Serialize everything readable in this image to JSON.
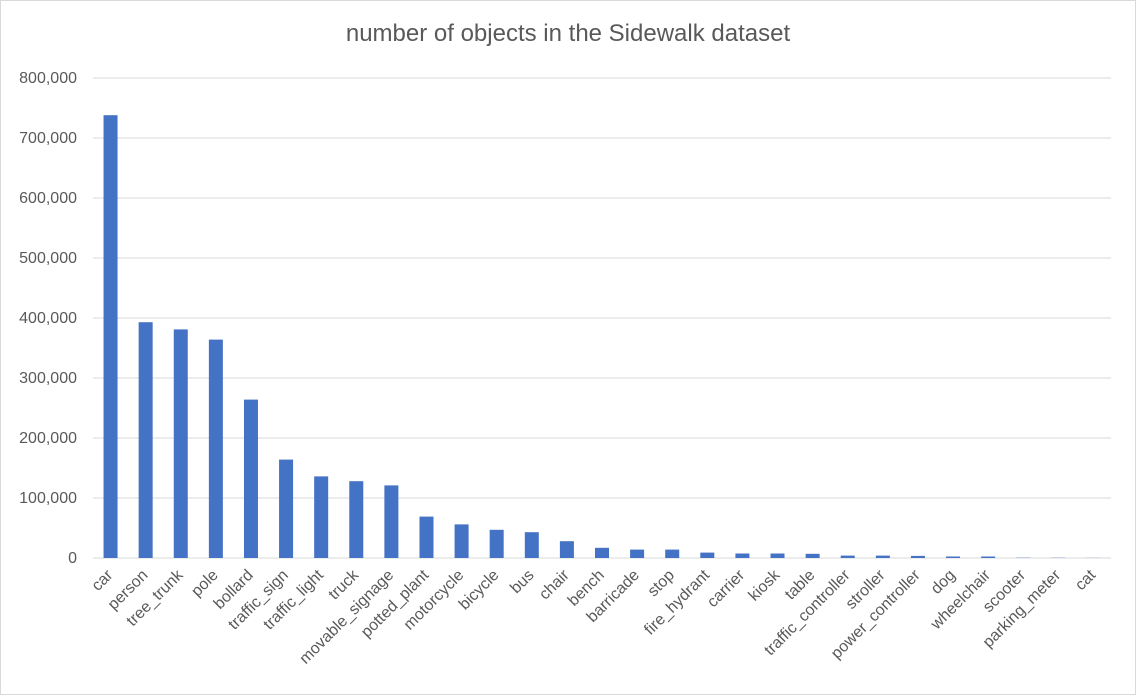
{
  "chart_data": {
    "type": "bar",
    "title": "number of objects in the Sidewalk dataset",
    "xlabel": "",
    "ylabel": "",
    "ylim": [
      0,
      800000
    ],
    "yticks": [
      "0",
      "100,000",
      "200,000",
      "300,000",
      "400,000",
      "500,000",
      "600,000",
      "700,000",
      "800,000"
    ],
    "grid": true,
    "bar_color": "#4472c4",
    "grid_color": "#d9d9d9",
    "categories": [
      "car",
      "person",
      "tree_trunk",
      "pole",
      "bollard",
      "traffic_sign",
      "traffic_light",
      "truck",
      "movable_signage",
      "potted_plant",
      "motorcycle",
      "bicycle",
      "bus",
      "chair",
      "bench",
      "barricade",
      "stop",
      "fire_hydrant",
      "carrier",
      "kiosk",
      "table",
      "traffic_controller",
      "stroller",
      "power_controller",
      "dog",
      "wheelchair",
      "scooter",
      "parking_meter",
      "cat"
    ],
    "values": [
      738000,
      393000,
      381000,
      364000,
      264000,
      164000,
      136000,
      128000,
      121000,
      69000,
      56000,
      47000,
      43000,
      28000,
      17000,
      14000,
      14000,
      9000,
      7500,
      7500,
      7000,
      4000,
      4000,
      3500,
      2500,
      2500,
      500,
      400,
      200
    ]
  }
}
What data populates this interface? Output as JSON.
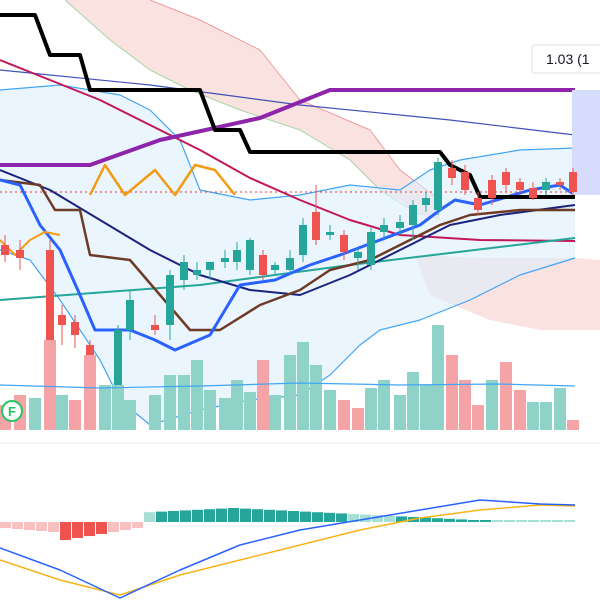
{
  "price_label": "1.03 (1",
  "marker": "F"
}
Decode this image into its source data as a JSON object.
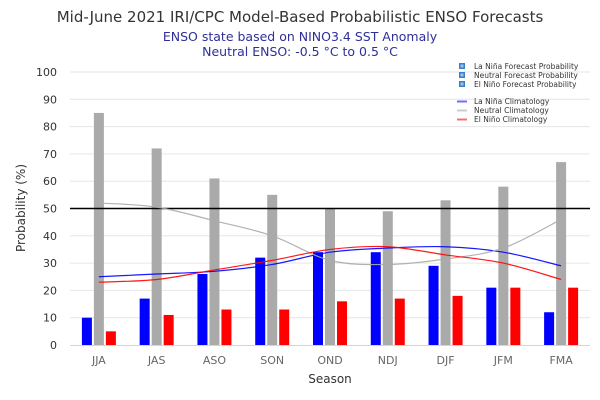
{
  "chart_data": {
    "type": "bar",
    "title": "Mid-June 2021 IRI/CPC Model-Based Probabilistic ENSO Forecasts",
    "subtitle_lines": [
      "ENSO state based on NINO3.4 SST Anomaly",
      "Neutral ENSO: -0.5 °C to 0.5 °C"
    ],
    "xlabel": "Season",
    "ylabel": "Probability (%)",
    "ylim": [
      0,
      100
    ],
    "yticks": [
      0,
      10,
      20,
      30,
      40,
      50,
      60,
      70,
      80,
      90,
      100
    ],
    "reference_line": 50,
    "grid": true,
    "legend_position": "top-right",
    "categories": [
      "JJA",
      "JAS",
      "ASO",
      "SON",
      "OND",
      "NDJ",
      "DJF",
      "JFM",
      "FMA"
    ],
    "series": [
      {
        "name": "La Niña Forecast Probability",
        "kind": "bar",
        "color": "#0000ff",
        "values": [
          10,
          17,
          26,
          32,
          34,
          34,
          29,
          21,
          12
        ]
      },
      {
        "name": "Neutral Forecast Probability",
        "kind": "bar",
        "color": "#aaaaaa",
        "values": [
          85,
          72,
          61,
          55,
          50,
          49,
          53,
          58,
          67
        ]
      },
      {
        "name": "El Niño Forecast Probability",
        "kind": "bar",
        "color": "#ff0000",
        "values": [
          5,
          11,
          13,
          13,
          16,
          17,
          18,
          21,
          21
        ]
      },
      {
        "name": "La Niña Climatology",
        "kind": "line",
        "color": "#0000ff",
        "values": [
          25,
          26,
          27,
          29.5,
          34,
          35.5,
          36,
          34,
          29
        ]
      },
      {
        "name": "Neutral Climatology",
        "kind": "line",
        "color": "#aaaaaa",
        "values": [
          52,
          50.5,
          45.5,
          40,
          31,
          29.5,
          31.5,
          35.5,
          46
        ]
      },
      {
        "name": "El Niño Climatology",
        "kind": "line",
        "color": "#ff0000",
        "values": [
          23,
          24,
          27.5,
          31,
          35,
          36,
          33,
          30,
          24
        ]
      }
    ],
    "legend": {
      "forecast_icon_color": "#3a7fc8",
      "items": [
        {
          "label": "La Niña Forecast Probability",
          "symbol": "square"
        },
        {
          "label": "Neutral Forecast Probability",
          "symbol": "square"
        },
        {
          "label": "El Niño Forecast Probability",
          "symbol": "square"
        },
        {
          "label": "La Niña Climatology",
          "symbol": "line",
          "color": "#6f6ff7"
        },
        {
          "label": "Neutral Climatology",
          "symbol": "line",
          "color": "#cccccc"
        },
        {
          "label": "El Niño Climatology",
          "symbol": "line",
          "color": "#f77070"
        }
      ]
    }
  }
}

● ● ● ● ●

* THE EXERCISE: Work out how many lines of the data above hold the word "this", and write only the count.

* ANSWER TO THE PROBLEM: 3